─── Data to process ───

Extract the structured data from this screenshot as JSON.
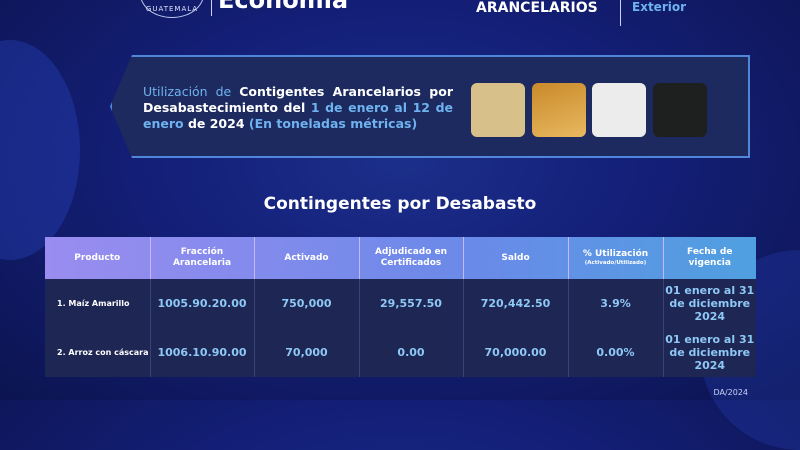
{
  "header": {
    "seal_text": "GUATEMALA",
    "ministry": "Economía",
    "program": "ARANCELARIOS",
    "office": "Exterior"
  },
  "banner": {
    "p1": "Utilización de ",
    "p2": "Contigentes Arancelarios por Desabastecimiento del ",
    "p3": "1 de enero al 12 de enero",
    "p4": " de 2024 ",
    "p5": "(En toneladas métricas)",
    "images": [
      {
        "name": "corn-grits",
        "color": "#d8c08a"
      },
      {
        "name": "cornmeal",
        "color": "#e0b05a"
      },
      {
        "name": "rice",
        "color": "#ececec"
      },
      {
        "name": "black-beans",
        "color": "#1e2020"
      }
    ]
  },
  "title": "Contingentes por Desabasto",
  "table": {
    "headers": [
      "Producto",
      "Fracción Arancelaria",
      "Activado",
      "Adjudicado en Certificados",
      "Saldo",
      "% Utilización",
      "Fecha de vigencia"
    ],
    "header_sub": "(Activado/Utilizado)",
    "rows": [
      [
        "1. Maíz Amarillo",
        "1005.90.20.00",
        "750,000",
        "29,557.50",
        "720,442.50",
        "3.9%",
        "01 enero al 31 de diciembre 2024"
      ],
      [
        "2. Arroz con cáscara",
        "1006.10.90.00",
        "70,000",
        "0.00",
        "70,000.00",
        "0.00%",
        "01 enero al 31 de diciembre 2024"
      ]
    ]
  },
  "footer": "DA/2024"
}
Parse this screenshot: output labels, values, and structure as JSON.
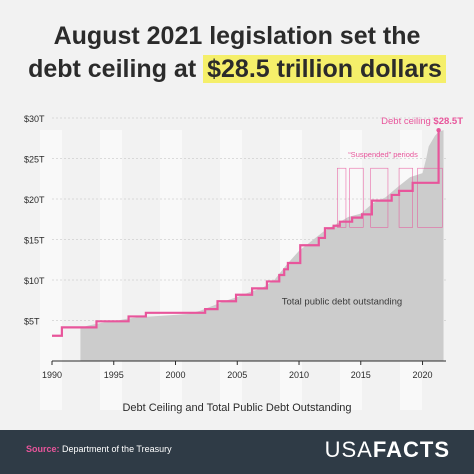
{
  "title_part1": "August 2021 legislation set the",
  "title_part2": "debt ceiling at",
  "title_highlight": "$28.5 trillion dollars",
  "chart_data": {
    "type": "area",
    "title": "Debt Ceiling and Total Public Debt Outstanding",
    "xlim": [
      1990,
      2021.9
    ],
    "ylim": [
      0,
      30
    ],
    "x_ticks": [
      1990,
      1995,
      2000,
      2005,
      2010,
      2015,
      2020
    ],
    "y_ticks": [
      {
        "value": 5,
        "label": "$5T"
      },
      {
        "value": 10,
        "label": "$10T"
      },
      {
        "value": 15,
        "label": "$15T"
      },
      {
        "value": 20,
        "label": "$20T"
      },
      {
        "value": 25,
        "label": "$25T"
      },
      {
        "value": 30,
        "label": "$30T"
      }
    ],
    "grid": true,
    "series": [
      {
        "name": "Total public debt outstanding",
        "kind": "area",
        "color": "#cccccc",
        "x": [
          1992.3,
          1993,
          1994,
          1995,
          1996,
          1997,
          1998,
          1999,
          2000,
          2001,
          2002,
          2003,
          2004,
          2005,
          2006,
          2007,
          2008,
          2009,
          2010,
          2011,
          2012,
          2013,
          2014,
          2015,
          2016,
          2017,
          2018,
          2019,
          2020,
          2020.3,
          2020.5,
          2021,
          2021.3,
          2021.7
        ],
        "values": [
          4.1,
          4.4,
          4.7,
          4.9,
          5.2,
          5.4,
          5.5,
          5.6,
          5.7,
          5.8,
          6.2,
          6.8,
          7.4,
          7.9,
          8.5,
          9.0,
          10.0,
          11.9,
          13.6,
          14.8,
          16.0,
          16.9,
          17.8,
          18.2,
          19.5,
          20.2,
          21.5,
          22.7,
          23.2,
          25.0,
          26.5,
          27.8,
          28.3,
          28.5
        ]
      },
      {
        "name": "Debt ceiling",
        "kind": "step",
        "color": "#e8559b",
        "x": [
          1990,
          1990.8,
          1992.3,
          1993.6,
          1996.2,
          1997.6,
          2002.4,
          2003.4,
          2004.9,
          2006.2,
          2007.4,
          2008.4,
          2008.8,
          2009.1,
          2010.1,
          2011.6,
          2012.1,
          2012.8,
          2013.3,
          2014.3,
          2015.1,
          2015.9,
          2017.3,
          2017.5,
          2018.1,
          2019.2,
          2019.7,
          2021.3
        ],
        "values": [
          3.12,
          4.15,
          4.15,
          4.9,
          5.5,
          5.95,
          6.4,
          7.38,
          8.18,
          8.97,
          9.82,
          10.62,
          11.32,
          12.1,
          14.29,
          15.19,
          16.39,
          16.7,
          17.2,
          17.7,
          18.1,
          19.8,
          19.8,
          20.5,
          21.0,
          22.0,
          22.0,
          28.5
        ]
      }
    ],
    "suspended_periods": [
      [
        2013.1,
        2013.8
      ],
      [
        2014.1,
        2015.2
      ],
      [
        2015.8,
        2017.2
      ],
      [
        2018.1,
        2019.2
      ],
      [
        2019.6,
        2021.6
      ]
    ],
    "annotations": {
      "suspended_label": "“Suspended” periods",
      "ceiling_label": "Debt ceiling",
      "ceiling_value": "$28.5T",
      "area_label": "Total public debt outstanding"
    }
  },
  "source_label": "Source:",
  "source_text": "Department of the Treasury",
  "logo_usa": "USA",
  "logo_facts": "FACTS"
}
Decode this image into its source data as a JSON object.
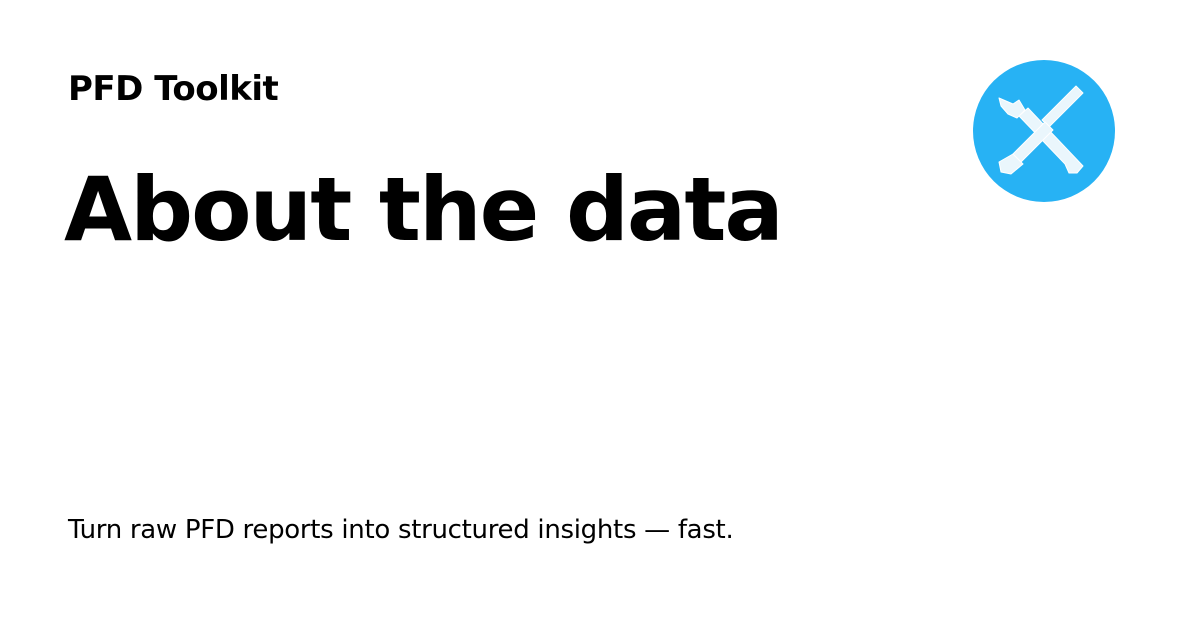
{
  "header": {
    "site_name": "PFD Toolkit"
  },
  "main": {
    "title": "About the data",
    "tagline": "Turn raw PFD reports into structured insights — fast."
  },
  "logo": {
    "icon": "crossed-wrench-screwdriver-icon",
    "background_color": "#27b2f4",
    "tool_color": "#eaf6fc"
  }
}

───

> [Your objective]:
What is the number of lines in these records that contain "this"? Reply with the number only.

> [Expected output]:
3